■ SUPPLIED ENTRIES ■

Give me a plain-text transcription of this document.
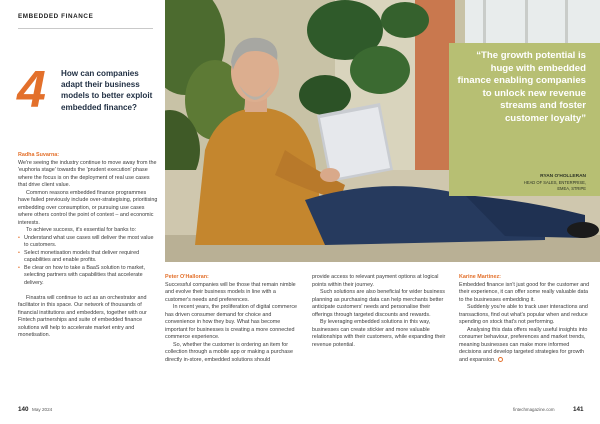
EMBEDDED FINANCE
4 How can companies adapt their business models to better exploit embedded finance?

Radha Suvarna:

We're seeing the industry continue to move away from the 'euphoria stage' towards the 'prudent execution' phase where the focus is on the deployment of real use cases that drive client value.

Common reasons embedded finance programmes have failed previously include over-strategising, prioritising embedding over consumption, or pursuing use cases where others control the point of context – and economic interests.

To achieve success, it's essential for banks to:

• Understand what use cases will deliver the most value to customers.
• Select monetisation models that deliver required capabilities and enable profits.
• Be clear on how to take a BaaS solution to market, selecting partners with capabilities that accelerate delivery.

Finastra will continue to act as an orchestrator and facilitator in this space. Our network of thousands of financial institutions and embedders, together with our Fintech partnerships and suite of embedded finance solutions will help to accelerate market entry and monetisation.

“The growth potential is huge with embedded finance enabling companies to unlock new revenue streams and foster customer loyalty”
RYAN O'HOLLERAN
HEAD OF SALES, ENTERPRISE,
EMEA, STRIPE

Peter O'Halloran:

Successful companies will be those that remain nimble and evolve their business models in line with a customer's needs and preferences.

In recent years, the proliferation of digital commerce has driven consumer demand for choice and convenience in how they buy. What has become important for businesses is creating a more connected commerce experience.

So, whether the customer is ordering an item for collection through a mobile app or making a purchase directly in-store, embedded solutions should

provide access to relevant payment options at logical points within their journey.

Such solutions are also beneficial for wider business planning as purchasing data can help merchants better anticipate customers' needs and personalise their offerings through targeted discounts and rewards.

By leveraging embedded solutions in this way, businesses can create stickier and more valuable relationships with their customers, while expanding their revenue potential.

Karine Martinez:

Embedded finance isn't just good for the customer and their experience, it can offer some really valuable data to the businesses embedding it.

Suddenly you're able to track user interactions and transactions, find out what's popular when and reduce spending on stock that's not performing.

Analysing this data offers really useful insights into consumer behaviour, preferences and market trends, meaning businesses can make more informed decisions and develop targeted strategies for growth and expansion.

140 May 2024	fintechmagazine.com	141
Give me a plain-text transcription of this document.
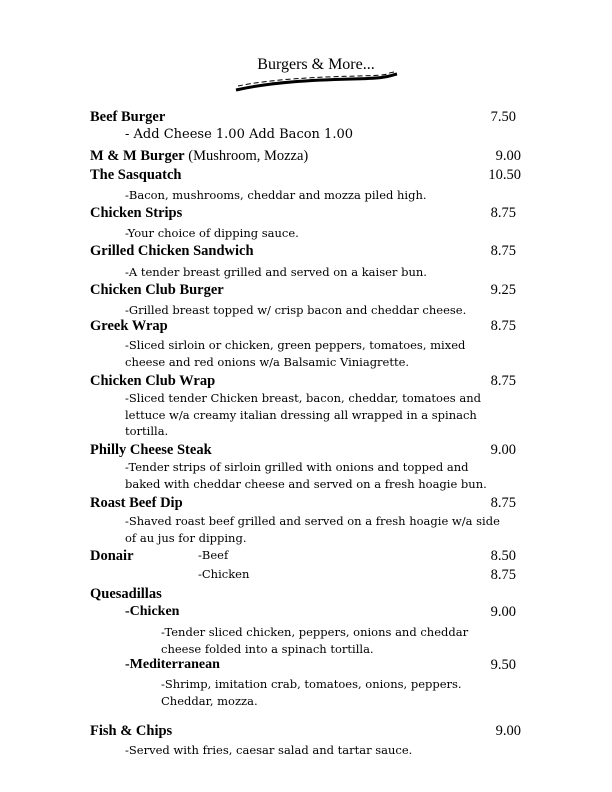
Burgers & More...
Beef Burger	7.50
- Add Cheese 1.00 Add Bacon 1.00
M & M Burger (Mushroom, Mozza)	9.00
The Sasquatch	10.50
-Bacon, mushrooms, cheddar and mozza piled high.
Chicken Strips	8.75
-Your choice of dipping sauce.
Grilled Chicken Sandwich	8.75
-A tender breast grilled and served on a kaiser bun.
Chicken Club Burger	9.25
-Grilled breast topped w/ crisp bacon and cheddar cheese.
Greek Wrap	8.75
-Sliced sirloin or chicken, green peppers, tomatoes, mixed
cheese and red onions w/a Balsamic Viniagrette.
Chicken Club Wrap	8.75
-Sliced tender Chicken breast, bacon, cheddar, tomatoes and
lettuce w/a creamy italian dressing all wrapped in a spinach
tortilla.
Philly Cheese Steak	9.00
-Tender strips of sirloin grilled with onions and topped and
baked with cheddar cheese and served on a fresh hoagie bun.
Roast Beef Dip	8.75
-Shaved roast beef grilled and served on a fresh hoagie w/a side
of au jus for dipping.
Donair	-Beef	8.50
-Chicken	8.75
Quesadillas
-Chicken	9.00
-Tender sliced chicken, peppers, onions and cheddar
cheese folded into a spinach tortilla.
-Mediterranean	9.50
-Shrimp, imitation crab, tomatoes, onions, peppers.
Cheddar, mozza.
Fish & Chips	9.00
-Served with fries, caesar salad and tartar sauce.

---

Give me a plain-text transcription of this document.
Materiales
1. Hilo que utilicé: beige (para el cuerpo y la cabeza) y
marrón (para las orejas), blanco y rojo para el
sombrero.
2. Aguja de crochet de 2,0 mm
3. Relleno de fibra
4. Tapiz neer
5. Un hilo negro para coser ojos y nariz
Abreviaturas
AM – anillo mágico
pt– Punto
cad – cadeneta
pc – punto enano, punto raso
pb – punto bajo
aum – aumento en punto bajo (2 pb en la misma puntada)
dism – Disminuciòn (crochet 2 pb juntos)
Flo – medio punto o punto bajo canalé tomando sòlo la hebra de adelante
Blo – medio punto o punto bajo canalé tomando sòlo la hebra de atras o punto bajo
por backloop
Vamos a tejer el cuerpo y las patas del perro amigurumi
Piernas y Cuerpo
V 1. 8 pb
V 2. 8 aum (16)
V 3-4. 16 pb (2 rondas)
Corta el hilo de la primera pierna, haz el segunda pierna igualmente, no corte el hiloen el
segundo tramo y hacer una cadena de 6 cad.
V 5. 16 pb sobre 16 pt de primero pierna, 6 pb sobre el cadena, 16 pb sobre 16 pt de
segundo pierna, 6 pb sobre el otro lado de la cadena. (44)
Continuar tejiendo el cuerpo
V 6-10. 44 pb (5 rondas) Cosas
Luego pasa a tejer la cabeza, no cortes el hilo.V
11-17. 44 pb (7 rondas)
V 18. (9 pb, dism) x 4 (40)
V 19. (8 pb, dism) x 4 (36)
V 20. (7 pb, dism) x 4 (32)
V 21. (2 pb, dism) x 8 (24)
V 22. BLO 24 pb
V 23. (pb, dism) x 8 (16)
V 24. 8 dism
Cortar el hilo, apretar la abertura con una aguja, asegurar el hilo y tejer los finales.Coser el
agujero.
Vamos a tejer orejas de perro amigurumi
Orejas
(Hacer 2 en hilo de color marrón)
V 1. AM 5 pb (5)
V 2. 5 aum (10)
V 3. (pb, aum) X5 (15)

* * *

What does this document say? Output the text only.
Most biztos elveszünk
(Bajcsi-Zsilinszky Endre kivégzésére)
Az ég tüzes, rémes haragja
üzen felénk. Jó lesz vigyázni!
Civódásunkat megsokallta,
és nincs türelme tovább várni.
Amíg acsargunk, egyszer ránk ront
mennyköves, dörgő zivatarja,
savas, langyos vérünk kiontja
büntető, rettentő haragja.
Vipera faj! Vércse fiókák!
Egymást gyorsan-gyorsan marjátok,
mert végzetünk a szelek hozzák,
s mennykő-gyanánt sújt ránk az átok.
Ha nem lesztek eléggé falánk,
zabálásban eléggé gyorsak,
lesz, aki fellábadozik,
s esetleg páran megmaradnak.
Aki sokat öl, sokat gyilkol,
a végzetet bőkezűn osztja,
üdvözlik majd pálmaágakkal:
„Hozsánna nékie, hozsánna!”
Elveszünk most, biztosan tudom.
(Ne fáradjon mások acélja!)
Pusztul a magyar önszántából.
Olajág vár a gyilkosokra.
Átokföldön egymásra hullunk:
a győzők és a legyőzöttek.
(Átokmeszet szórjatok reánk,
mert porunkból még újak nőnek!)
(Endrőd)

■ OBJECTIVE ■
Search the data for "tortilla". Copy every matching line.

■ PROBLEM SOLUTION ■
tortilla.
cheese folded into a spinach tortilla.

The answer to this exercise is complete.